> **Rows from a figure dataset**

★ ★ ★ ★

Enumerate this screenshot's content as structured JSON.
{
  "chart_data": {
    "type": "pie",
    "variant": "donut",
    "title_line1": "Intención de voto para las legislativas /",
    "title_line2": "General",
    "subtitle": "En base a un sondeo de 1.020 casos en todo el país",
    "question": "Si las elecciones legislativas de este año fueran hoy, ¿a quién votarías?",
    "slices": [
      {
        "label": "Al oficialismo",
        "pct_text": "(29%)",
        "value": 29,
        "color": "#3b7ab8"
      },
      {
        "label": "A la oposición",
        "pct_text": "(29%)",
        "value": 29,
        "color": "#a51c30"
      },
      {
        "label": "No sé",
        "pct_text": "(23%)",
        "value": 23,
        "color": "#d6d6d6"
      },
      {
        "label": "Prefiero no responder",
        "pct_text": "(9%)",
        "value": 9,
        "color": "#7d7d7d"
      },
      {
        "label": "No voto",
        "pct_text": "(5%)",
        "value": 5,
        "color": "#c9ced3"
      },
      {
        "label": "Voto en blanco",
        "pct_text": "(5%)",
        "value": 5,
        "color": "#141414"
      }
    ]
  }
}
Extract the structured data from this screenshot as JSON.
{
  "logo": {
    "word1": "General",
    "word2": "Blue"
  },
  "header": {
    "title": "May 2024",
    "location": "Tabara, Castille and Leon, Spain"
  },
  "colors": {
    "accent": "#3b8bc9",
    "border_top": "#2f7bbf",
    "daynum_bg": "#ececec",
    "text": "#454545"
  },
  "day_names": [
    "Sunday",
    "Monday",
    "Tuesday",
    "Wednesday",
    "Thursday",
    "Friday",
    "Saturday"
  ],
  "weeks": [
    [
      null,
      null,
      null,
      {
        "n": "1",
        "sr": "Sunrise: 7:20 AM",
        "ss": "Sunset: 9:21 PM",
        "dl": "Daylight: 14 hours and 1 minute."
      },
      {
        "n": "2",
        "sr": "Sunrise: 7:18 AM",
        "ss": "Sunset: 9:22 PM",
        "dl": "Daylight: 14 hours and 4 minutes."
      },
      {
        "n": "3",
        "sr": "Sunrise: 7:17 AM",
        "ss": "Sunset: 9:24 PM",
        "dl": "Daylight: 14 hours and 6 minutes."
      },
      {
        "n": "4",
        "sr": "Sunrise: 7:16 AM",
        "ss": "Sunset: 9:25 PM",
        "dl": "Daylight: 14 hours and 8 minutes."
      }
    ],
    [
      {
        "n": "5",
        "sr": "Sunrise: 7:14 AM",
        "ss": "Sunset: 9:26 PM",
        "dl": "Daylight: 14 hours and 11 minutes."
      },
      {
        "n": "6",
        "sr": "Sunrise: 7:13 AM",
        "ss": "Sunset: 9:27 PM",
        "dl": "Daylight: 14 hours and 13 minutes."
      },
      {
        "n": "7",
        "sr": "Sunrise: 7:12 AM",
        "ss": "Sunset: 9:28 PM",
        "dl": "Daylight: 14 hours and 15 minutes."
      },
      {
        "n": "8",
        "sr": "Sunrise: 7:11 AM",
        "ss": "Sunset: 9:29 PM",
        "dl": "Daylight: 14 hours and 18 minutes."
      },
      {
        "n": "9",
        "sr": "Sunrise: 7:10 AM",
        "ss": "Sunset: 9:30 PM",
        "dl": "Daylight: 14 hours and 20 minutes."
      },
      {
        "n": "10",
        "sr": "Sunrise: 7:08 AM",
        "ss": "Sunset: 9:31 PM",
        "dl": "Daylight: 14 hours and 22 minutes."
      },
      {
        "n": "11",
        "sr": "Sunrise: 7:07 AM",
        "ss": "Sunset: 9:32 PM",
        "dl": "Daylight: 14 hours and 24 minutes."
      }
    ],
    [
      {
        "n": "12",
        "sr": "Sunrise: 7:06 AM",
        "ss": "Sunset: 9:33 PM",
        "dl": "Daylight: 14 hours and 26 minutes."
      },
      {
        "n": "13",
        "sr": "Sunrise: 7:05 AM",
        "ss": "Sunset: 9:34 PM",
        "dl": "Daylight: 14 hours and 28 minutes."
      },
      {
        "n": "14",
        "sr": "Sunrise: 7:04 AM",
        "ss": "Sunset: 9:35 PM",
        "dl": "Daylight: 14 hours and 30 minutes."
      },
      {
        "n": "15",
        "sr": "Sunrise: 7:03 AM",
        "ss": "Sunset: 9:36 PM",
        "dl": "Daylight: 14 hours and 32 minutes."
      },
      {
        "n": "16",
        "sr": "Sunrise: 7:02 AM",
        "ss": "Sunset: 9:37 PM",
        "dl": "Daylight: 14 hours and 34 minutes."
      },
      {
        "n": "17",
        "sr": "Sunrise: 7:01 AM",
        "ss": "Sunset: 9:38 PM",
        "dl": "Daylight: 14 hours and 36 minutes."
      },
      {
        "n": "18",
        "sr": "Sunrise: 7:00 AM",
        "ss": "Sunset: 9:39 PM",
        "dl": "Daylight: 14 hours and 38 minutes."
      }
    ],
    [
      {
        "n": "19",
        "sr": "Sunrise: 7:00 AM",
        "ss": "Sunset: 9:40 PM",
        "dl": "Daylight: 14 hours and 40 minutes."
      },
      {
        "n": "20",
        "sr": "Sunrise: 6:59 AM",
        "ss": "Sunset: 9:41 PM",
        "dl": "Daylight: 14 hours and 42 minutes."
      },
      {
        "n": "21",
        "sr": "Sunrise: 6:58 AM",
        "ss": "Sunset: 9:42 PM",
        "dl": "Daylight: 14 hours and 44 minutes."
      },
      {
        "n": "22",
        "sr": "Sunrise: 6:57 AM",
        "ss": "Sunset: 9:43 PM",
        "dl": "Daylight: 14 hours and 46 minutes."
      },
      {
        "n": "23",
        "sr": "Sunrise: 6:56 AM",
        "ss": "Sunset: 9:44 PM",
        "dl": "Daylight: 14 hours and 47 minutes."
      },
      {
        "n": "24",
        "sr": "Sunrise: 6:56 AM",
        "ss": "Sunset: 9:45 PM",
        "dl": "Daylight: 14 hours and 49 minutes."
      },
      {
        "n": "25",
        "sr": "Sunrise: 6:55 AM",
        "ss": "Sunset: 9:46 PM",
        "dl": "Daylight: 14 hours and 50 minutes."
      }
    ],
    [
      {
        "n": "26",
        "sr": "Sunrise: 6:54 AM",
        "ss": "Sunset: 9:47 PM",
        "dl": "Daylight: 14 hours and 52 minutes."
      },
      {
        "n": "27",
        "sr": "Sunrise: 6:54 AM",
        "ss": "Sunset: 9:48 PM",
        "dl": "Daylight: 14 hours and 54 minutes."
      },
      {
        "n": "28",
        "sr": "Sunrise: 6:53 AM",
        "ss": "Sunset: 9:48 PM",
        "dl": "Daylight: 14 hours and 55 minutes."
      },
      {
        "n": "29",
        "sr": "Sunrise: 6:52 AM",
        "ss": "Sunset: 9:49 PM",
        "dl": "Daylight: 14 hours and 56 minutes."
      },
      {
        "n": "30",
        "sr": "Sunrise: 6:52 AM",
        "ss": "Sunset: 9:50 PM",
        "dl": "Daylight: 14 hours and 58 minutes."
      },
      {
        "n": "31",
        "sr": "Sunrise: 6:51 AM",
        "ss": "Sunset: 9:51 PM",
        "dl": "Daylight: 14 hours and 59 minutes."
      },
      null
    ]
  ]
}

★ ★ ★ ★

> **The problem**
Copy out the whole listing exactly.

> **Exercise result**
Enumerate this screenshot's content as structured JSON.
{
  "chart_data": {
    "type": "pie",
    "variant": "donut",
    "title_line1": "Intención de voto para las legislativas /",
    "title_line2": "General",
    "subtitle": "En base a un sondeo de 1.020 casos en todo el país",
    "question": "Si las elecciones legislativas de este año fueran hoy, ¿a quién votarías?",
    "slices": [
      {
        "label": "Al oficialismo",
        "pct_text": "(29%)",
        "value": 29,
        "color": "#3b7ab8"
      },
      {
        "label": "A la oposición",
        "pct_text": "(29%)",
        "value": 29,
        "color": "#a51c30"
      },
      {
        "label": "No sé",
        "pct_text": "(23%)",
        "value": 23,
        "color": "#d6d6d6"
      },
      {
        "label": "Prefiero no responder",
        "pct_text": "(9%)",
        "value": 9,
        "color": "#7d7d7d"
      },
      {
        "label": "No voto",
        "pct_text": "(5%)",
        "value": 5,
        "color": "#c9ced3"
      },
      {
        "label": "Voto en blanco",
        "pct_text": "(5%)",
        "value": 5,
        "color": "#141414"
      }
    ]
  }
}
Extract the structured data from this screenshot as JSON.
{
  "logo": {
    "word1": "General",
    "word2": "Blue"
  },
  "header": {
    "title": "May 2024",
    "location": "Tabara, Castille and Leon, Spain"
  },
  "colors": {
    "accent": "#3b8bc9",
    "border_top": "#2f7bbf",
    "daynum_bg": "#ececec",
    "text": "#454545"
  },
  "day_names": [
    "Sunday",
    "Monday",
    "Tuesday",
    "Wednesday",
    "Thursday",
    "Friday",
    "Saturday"
  ],
  "weeks": [
    [
      null,
      null,
      null,
      {
        "n": "1",
        "sr": "Sunrise: 7:20 AM",
        "ss": "Sunset: 9:21 PM",
        "dl": "Daylight: 14 hours and 1 minute."
      },
      {
        "n": "2",
        "sr": "Sunrise: 7:18 AM",
        "ss": "Sunset: 9:22 PM",
        "dl": "Daylight: 14 hours and 4 minutes."
      },
      {
        "n": "3",
        "sr": "Sunrise: 7:17 AM",
        "ss": "Sunset: 9:24 PM",
        "dl": "Daylight: 14 hours and 6 minutes."
      },
      {
        "n": "4",
        "sr": "Sunrise: 7:16 AM",
        "ss": "Sunset: 9:25 PM",
        "dl": "Daylight: 14 hours and 8 minutes."
      }
    ],
    [
      {
        "n": "5",
        "sr": "Sunrise: 7:14 AM",
        "ss": "Sunset: 9:26 PM",
        "dl": "Daylight: 14 hours and 11 minutes."
      },
      {
        "n": "6",
        "sr": "Sunrise: 7:13 AM",
        "ss": "Sunset: 9:27 PM",
        "dl": "Daylight: 14 hours and 13 minutes."
      },
      {
        "n": "7",
        "sr": "Sunrise: 7:12 AM",
        "ss": "Sunset: 9:28 PM",
        "dl": "Daylight: 14 hours and 15 minutes."
      },
      {
        "n": "8",
        "sr": "Sunrise: 7:11 AM",
        "ss": "Sunset: 9:29 PM",
        "dl": "Daylight: 14 hours and 18 minutes."
      },
      {
        "n": "9",
        "sr": "Sunrise: 7:10 AM",
        "ss": "Sunset: 9:30 PM",
        "dl": "Daylight: 14 hours and 20 minutes."
      },
      {
        "n": "10",
        "sr": "Sunrise: 7:08 AM",
        "ss": "Sunset: 9:31 PM",
        "dl": "Daylight: 14 hours and 22 minutes."
      },
      {
        "n": "11",
        "sr": "Sunrise: 7:07 AM",
        "ss": "Sunset: 9:32 PM",
        "dl": "Daylight: 14 hours and 24 minutes."
      }
    ],
    [
      {
        "n": "12",
        "sr": "Sunrise: 7:06 AM",
        "ss": "Sunset: 9:33 PM",
        "dl": "Daylight: 14 hours and 26 minutes."
      },
      {
        "n": "13",
        "sr": "Sunrise: 7:05 AM",
        "ss": "Sunset: 9:34 PM",
        "dl": "Daylight: 14 hours and 28 minutes."
      },
      {
        "n": "14",
        "sr": "Sunrise: 7:04 AM",
        "ss": "Sunset: 9:35 PM",
        "dl": "Daylight: 14 hours and 30 minutes."
      },
      {
        "n": "15",
        "sr": "Sunrise: 7:03 AM",
        "ss": "Sunset: 9:36 PM",
        "dl": "Daylight: 14 hours and 32 minutes."
      },
      {
        "n": "16",
        "sr": "Sunrise: 7:02 AM",
        "ss": "Sunset: 9:37 PM",
        "dl": "Daylight: 14 hours and 34 minutes."
      },
      {
        "n": "17",
        "sr": "Sunrise: 7:01 AM",
        "ss": "Sunset: 9:38 PM",
        "dl": "Daylight: 14 hours and 36 minutes."
      },
      {
        "n": "18",
        "sr": "Sunrise: 7:00 AM",
        "ss": "Sunset: 9:39 PM",
        "dl": "Daylight: 14 hours and 38 minutes."
      }
    ],
    [
      {
        "n": "19",
        "sr": "Sunrise: 7:00 AM",
        "ss": "Sunset: 9:40 PM",
        "dl": "Daylight: 14 hours and 40 minutes."
      },
      {
        "n": "20",
        "sr": "Sunrise: 6:59 AM",
        "ss": "Sunset: 9:41 PM",
        "dl": "Daylight: 14 hours and 42 minutes."
      },
      {
        "n": "21",
        "sr": "Sunrise: 6:58 AM",
        "ss": "Sunset: 9:42 PM",
        "dl": "Daylight: 14 hours and 44 minutes."
      },
      {
        "n": "22",
        "sr": "Sunrise: 6:57 AM",
        "ss": "Sunset: 9:43 PM",
        "dl": "Daylight: 14 hours and 46 minutes."
      },
      {
        "n": "23",
        "sr": "Sunrise: 6:56 AM",
        "ss": "Sunset: 9:44 PM",
        "dl": "Daylight: 14 hours and 47 minutes."
      },
      {
        "n": "24",
        "sr": "Sunrise: 6:56 AM",
        "ss": "Sunset: 9:45 PM",
        "dl": "Daylight: 14 hours and 49 minutes."
      },
      {
        "n": "25",
        "sr": "Sunrise: 6:55 AM",
        "ss": "Sunset: 9:46 PM",
        "dl": "Daylight: 14 hours and 50 minutes."
      }
    ],
    [
      {
        "n": "26",
        "sr": "Sunrise: 6:54 AM",
        "ss": "Sunset: 9:47 PM",
        "dl": "Daylight: 14 hours and 52 minutes."
      },
      {
        "n": "27",
        "sr": "Sunrise: 6:54 AM",
        "ss": "Sunset: 9:48 PM",
        "dl": "Daylight: 14 hours and 54 minutes."
      },
      {
        "n": "28",
        "sr": "Sunrise: 6:53 AM",
        "ss": "Sunset: 9:48 PM",
        "dl": "Daylight: 14 hours and 55 minutes."
      },
      {
        "n": "29",
        "sr": "Sunrise: 6:52 AM",
        "ss": "Sunset: 9:49 PM",
        "dl": "Daylight: 14 hours and 56 minutes."
      },
      {
        "n": "30",
        "sr": "Sunrise: 6:52 AM",
        "ss": "Sunset: 9:50 PM",
        "dl": "Daylight: 14 hours and 58 minutes."
      },
      {
        "n": "31",
        "sr": "Sunrise: 6:51 AM",
        "ss": "Sunset: 9:51 PM",
        "dl": "Daylight: 14 hours and 59 minutes."
      },
      null
    ]
  ]
}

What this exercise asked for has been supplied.